Entries shown:
┄┄┄┄┄┄

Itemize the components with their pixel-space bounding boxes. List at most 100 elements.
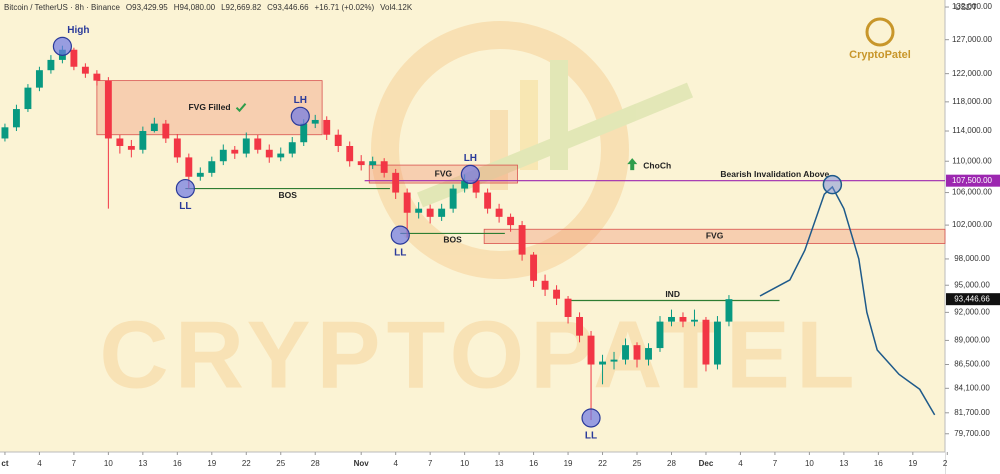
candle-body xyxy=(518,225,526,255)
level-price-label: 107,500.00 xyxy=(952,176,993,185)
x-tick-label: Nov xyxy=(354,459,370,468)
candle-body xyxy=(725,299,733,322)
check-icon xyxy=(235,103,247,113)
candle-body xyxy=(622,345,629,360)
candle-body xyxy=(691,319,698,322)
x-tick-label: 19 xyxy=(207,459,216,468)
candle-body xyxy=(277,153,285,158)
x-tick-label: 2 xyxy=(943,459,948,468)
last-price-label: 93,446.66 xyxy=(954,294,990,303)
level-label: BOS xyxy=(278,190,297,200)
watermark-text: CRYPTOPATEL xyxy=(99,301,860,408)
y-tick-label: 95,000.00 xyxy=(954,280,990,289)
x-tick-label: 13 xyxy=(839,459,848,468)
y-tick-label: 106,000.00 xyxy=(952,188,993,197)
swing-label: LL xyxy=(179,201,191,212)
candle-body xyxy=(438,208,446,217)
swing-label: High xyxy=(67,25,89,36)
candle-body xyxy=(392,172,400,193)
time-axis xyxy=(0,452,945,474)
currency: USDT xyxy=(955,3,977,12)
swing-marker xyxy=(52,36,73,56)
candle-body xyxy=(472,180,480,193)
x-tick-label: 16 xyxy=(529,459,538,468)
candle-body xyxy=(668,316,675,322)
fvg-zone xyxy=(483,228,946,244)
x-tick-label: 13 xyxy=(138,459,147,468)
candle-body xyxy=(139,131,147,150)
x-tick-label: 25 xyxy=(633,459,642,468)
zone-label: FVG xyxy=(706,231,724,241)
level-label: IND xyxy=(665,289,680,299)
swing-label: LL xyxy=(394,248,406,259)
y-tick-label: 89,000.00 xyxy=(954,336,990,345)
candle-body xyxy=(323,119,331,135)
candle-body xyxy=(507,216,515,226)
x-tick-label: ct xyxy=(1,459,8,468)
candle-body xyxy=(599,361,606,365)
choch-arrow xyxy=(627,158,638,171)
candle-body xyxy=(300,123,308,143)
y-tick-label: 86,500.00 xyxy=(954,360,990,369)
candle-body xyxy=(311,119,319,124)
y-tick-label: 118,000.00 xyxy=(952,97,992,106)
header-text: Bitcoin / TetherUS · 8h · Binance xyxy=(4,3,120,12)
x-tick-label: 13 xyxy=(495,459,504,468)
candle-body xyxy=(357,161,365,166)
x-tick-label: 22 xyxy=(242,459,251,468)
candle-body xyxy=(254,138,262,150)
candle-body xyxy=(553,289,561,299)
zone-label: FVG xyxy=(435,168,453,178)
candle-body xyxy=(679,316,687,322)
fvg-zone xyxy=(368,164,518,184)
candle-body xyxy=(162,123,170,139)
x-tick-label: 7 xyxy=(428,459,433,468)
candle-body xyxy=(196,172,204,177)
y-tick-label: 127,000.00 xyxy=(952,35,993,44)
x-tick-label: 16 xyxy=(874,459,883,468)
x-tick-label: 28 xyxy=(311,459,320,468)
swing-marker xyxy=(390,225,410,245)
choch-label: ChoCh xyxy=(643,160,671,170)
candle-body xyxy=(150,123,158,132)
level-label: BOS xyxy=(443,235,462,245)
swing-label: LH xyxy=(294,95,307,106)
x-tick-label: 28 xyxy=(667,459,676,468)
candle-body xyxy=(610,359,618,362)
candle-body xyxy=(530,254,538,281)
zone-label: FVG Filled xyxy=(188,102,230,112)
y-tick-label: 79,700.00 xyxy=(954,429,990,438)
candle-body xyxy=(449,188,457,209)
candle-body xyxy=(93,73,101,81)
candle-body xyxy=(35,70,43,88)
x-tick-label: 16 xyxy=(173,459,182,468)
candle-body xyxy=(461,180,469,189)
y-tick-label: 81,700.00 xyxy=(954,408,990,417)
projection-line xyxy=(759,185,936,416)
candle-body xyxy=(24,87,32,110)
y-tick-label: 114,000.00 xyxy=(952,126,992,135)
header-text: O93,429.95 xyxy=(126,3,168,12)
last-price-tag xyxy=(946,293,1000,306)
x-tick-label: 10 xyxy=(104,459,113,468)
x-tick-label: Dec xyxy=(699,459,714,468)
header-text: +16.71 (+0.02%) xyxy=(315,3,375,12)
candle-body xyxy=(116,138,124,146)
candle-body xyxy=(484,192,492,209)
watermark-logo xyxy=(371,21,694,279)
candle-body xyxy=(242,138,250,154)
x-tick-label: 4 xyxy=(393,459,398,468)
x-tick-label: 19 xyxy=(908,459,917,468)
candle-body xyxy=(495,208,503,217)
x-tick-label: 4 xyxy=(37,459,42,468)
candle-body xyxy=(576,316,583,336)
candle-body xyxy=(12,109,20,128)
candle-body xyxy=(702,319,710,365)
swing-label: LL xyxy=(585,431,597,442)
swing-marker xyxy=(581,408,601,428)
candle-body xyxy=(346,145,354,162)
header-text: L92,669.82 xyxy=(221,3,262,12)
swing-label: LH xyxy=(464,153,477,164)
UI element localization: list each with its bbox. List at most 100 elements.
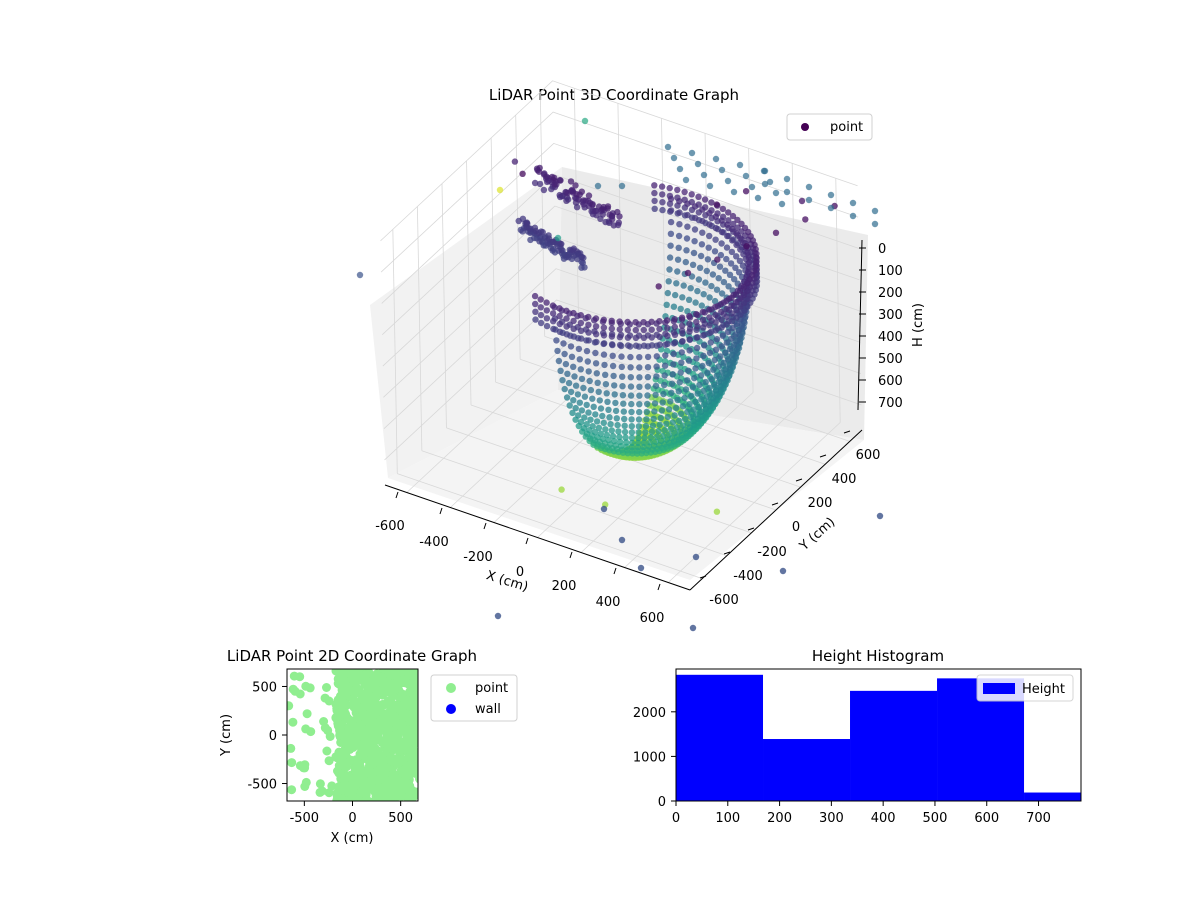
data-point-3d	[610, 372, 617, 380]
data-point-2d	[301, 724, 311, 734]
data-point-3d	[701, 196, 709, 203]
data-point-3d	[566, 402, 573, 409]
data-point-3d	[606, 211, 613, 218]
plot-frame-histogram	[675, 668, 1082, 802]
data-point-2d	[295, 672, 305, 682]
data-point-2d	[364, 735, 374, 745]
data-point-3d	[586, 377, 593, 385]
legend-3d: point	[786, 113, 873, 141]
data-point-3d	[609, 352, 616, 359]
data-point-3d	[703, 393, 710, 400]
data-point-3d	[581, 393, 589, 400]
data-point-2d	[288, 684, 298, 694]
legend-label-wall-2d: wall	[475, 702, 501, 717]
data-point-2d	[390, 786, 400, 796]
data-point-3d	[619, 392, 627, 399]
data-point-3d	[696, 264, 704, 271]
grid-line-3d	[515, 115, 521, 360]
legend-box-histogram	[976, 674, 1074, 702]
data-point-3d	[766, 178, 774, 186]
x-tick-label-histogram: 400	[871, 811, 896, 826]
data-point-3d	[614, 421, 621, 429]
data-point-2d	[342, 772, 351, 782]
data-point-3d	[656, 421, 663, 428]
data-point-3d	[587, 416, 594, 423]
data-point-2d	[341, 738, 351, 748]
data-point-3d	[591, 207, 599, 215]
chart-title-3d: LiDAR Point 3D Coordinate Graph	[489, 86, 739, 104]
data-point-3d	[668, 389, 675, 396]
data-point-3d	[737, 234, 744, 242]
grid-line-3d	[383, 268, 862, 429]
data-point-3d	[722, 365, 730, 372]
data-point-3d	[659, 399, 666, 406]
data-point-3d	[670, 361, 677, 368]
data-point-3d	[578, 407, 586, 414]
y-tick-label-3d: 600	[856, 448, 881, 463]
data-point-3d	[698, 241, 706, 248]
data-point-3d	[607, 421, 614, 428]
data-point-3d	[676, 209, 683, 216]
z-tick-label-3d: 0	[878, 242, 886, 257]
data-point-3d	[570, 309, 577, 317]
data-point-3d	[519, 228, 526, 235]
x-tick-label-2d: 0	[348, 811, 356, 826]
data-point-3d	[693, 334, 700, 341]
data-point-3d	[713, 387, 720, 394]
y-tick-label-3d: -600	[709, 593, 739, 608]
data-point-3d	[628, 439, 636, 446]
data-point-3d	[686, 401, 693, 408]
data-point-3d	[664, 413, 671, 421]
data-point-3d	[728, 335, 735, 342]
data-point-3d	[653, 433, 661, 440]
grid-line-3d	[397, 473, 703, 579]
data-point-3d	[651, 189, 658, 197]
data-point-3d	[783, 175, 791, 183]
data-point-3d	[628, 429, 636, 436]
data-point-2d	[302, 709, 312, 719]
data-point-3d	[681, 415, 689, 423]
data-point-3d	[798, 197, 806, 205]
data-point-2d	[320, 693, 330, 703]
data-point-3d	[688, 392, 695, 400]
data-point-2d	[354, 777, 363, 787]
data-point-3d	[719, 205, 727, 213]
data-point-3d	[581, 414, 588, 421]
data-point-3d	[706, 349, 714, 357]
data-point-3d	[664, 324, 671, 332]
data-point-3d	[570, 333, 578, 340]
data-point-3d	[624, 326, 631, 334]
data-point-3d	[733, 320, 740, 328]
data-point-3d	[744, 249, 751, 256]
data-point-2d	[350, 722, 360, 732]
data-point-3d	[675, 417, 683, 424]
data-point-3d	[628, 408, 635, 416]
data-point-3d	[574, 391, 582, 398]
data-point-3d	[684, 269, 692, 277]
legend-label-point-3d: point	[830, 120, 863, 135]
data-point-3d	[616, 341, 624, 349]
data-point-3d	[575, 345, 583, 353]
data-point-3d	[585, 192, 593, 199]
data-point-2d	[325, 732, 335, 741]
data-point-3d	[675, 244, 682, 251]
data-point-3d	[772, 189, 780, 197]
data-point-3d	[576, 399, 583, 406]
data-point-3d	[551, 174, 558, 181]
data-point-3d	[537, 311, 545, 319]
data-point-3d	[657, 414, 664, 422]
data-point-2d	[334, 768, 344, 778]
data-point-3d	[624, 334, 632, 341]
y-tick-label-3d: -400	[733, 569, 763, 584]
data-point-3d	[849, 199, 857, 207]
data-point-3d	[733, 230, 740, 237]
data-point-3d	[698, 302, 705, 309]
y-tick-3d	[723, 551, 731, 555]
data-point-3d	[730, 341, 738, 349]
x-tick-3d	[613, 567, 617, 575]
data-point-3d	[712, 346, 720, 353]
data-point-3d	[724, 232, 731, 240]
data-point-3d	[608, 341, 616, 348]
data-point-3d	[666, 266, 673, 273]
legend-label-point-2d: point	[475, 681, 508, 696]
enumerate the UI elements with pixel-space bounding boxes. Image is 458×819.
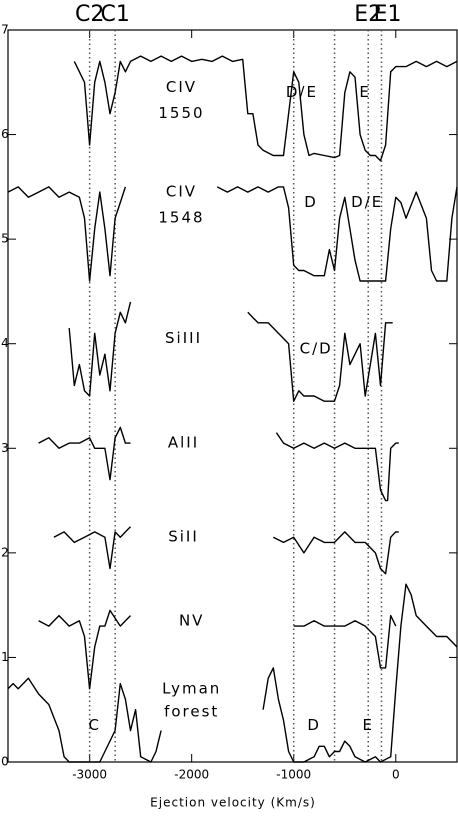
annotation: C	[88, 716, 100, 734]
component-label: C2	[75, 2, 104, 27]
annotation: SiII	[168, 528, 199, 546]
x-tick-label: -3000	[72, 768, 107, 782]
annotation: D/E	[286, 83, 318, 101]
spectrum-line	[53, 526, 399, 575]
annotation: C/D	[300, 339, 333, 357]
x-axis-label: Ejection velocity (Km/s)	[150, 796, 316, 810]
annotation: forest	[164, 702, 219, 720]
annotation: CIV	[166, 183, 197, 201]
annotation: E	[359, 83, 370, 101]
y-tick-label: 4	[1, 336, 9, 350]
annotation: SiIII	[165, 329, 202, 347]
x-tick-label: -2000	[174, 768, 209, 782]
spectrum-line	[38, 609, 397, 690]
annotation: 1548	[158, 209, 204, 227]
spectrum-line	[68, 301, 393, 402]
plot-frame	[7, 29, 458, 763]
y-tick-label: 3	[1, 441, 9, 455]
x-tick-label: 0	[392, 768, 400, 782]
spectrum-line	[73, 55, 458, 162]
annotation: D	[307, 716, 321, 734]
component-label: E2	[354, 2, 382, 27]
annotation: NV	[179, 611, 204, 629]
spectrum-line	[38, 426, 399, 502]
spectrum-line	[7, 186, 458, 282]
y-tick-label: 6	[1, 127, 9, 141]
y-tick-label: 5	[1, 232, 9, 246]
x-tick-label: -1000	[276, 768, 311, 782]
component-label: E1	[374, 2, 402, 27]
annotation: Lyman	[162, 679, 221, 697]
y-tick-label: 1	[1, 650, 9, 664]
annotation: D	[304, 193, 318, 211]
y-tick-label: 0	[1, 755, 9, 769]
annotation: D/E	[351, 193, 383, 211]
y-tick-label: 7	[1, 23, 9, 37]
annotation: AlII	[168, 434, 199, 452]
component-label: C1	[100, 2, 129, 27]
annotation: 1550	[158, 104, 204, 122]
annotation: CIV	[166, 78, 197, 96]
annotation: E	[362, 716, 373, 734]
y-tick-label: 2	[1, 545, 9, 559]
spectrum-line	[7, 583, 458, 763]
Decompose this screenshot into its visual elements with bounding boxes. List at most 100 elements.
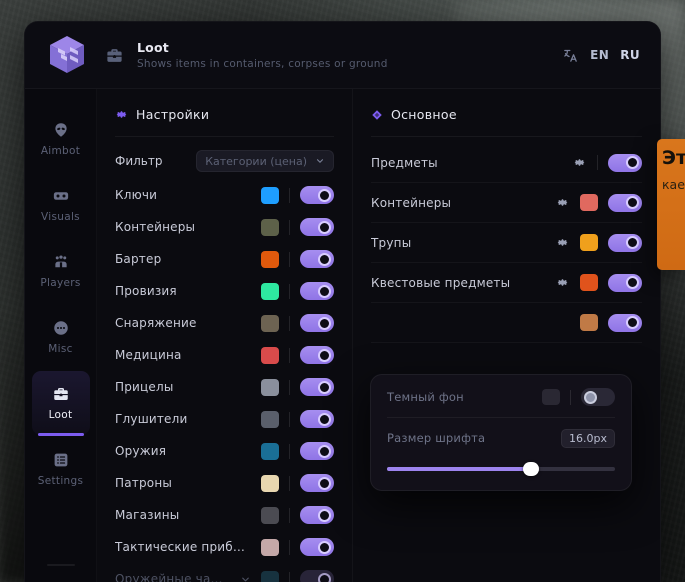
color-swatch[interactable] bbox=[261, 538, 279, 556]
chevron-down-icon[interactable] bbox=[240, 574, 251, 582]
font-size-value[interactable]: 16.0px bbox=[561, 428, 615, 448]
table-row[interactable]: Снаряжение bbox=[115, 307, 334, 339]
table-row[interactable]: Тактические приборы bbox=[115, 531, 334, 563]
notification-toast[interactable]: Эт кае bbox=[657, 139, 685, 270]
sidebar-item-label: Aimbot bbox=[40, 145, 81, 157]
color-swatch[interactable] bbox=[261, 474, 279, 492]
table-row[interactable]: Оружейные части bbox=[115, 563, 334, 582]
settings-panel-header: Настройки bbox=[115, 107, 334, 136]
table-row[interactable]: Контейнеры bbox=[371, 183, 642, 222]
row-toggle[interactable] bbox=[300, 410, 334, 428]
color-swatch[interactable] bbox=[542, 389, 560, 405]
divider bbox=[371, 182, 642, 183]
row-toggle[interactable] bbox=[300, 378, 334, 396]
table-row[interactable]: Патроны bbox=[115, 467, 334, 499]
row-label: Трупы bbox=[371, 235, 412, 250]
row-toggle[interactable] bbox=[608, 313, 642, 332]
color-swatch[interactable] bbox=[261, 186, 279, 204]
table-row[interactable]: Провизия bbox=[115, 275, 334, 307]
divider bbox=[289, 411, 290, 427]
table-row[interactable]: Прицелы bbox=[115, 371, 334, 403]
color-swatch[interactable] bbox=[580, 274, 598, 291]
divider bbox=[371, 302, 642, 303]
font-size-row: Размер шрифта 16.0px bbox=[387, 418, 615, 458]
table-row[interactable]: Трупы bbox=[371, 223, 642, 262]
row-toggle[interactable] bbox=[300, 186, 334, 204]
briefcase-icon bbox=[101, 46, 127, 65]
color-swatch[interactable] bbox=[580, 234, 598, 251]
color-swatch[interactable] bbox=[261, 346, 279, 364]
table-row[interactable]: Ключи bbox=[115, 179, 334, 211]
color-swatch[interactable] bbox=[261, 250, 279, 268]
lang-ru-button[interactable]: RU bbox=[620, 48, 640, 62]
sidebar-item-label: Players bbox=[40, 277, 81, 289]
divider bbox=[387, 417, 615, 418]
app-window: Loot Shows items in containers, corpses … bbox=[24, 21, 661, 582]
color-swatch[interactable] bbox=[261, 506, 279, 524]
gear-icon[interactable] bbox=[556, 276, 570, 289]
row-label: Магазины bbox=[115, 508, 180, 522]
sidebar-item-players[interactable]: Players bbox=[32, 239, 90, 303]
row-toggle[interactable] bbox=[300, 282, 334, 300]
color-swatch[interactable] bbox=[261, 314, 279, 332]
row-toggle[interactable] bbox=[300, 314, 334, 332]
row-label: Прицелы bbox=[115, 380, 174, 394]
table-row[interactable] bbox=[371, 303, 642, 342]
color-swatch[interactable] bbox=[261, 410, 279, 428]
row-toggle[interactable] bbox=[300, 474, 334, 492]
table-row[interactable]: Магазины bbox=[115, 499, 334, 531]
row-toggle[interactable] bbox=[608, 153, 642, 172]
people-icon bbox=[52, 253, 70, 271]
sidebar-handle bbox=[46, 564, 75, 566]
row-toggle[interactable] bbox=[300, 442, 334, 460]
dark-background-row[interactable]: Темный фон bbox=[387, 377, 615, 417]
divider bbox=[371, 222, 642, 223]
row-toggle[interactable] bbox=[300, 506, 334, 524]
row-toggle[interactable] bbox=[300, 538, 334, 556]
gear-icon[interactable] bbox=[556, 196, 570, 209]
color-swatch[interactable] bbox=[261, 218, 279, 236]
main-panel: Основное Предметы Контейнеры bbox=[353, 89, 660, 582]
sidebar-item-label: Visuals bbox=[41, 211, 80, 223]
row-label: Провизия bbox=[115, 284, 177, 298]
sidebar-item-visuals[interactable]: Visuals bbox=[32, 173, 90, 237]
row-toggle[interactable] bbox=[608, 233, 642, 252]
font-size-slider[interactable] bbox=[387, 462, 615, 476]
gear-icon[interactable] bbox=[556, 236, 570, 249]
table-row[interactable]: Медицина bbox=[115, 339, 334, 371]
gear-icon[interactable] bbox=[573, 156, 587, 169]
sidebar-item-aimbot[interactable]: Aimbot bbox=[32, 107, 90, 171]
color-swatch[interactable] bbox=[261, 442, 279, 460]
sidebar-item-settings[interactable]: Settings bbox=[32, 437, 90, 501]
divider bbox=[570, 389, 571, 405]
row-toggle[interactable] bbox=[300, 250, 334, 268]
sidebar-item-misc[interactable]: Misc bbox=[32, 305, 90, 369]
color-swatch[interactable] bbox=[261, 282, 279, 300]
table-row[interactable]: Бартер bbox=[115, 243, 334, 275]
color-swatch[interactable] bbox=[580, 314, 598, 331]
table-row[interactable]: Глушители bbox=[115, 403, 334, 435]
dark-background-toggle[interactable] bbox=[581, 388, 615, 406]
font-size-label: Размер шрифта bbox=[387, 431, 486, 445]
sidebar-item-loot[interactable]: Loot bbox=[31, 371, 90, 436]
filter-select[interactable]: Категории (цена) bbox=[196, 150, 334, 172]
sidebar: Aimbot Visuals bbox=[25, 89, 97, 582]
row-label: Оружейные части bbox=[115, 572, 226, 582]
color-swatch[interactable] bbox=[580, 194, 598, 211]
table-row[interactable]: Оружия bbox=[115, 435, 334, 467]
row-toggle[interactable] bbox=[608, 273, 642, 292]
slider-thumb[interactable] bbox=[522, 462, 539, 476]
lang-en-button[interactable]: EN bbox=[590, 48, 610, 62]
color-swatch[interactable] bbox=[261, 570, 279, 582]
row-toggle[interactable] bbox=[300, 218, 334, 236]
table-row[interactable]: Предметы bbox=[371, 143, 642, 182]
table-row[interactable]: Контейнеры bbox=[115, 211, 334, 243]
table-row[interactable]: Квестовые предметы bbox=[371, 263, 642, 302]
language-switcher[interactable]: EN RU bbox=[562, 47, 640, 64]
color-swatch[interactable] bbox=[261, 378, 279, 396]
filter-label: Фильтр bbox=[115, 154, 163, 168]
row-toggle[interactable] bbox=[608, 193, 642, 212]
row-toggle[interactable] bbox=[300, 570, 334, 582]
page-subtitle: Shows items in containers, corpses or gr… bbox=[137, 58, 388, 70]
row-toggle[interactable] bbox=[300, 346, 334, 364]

┄┄┄┄┄┄

Short exercise: Change every "candle-body" to "bar-body" in the lines between the one holding "candle-body xyxy=(518,225,526,255)" and the one holding "swing-label: High xyxy=(67,25,89,36)", inclusive, and give those lines back with nothing else altered.

Result below:
bar-body xyxy=(518,225,526,255)
level-price-label: 107,500.00 xyxy=(952,176,993,185)
x-tick-label: Nov xyxy=(354,459,370,468)
bar-body xyxy=(725,299,733,322)
check-icon xyxy=(235,103,247,113)
bar-body xyxy=(622,345,629,360)
bar-body xyxy=(691,319,698,322)
x-tick-label: 19 xyxy=(207,459,216,468)
bar-body xyxy=(277,153,285,158)
x-tick-label: 2 xyxy=(943,459,948,468)
last-price-label: 93,446.66 xyxy=(954,294,990,303)
level-label: BOS xyxy=(278,190,297,200)
watermark-text: CRYPTOPATEL xyxy=(99,301,860,408)
y-tick-label: 95,000.00 xyxy=(954,280,990,289)
x-tick-label: 13 xyxy=(839,459,848,468)
y-tick-label: 106,000.00 xyxy=(952,188,993,197)
swing-label: LL xyxy=(179,201,191,212)
bar-body xyxy=(438,208,446,217)
swing-label: High xyxy=(67,25,89,36)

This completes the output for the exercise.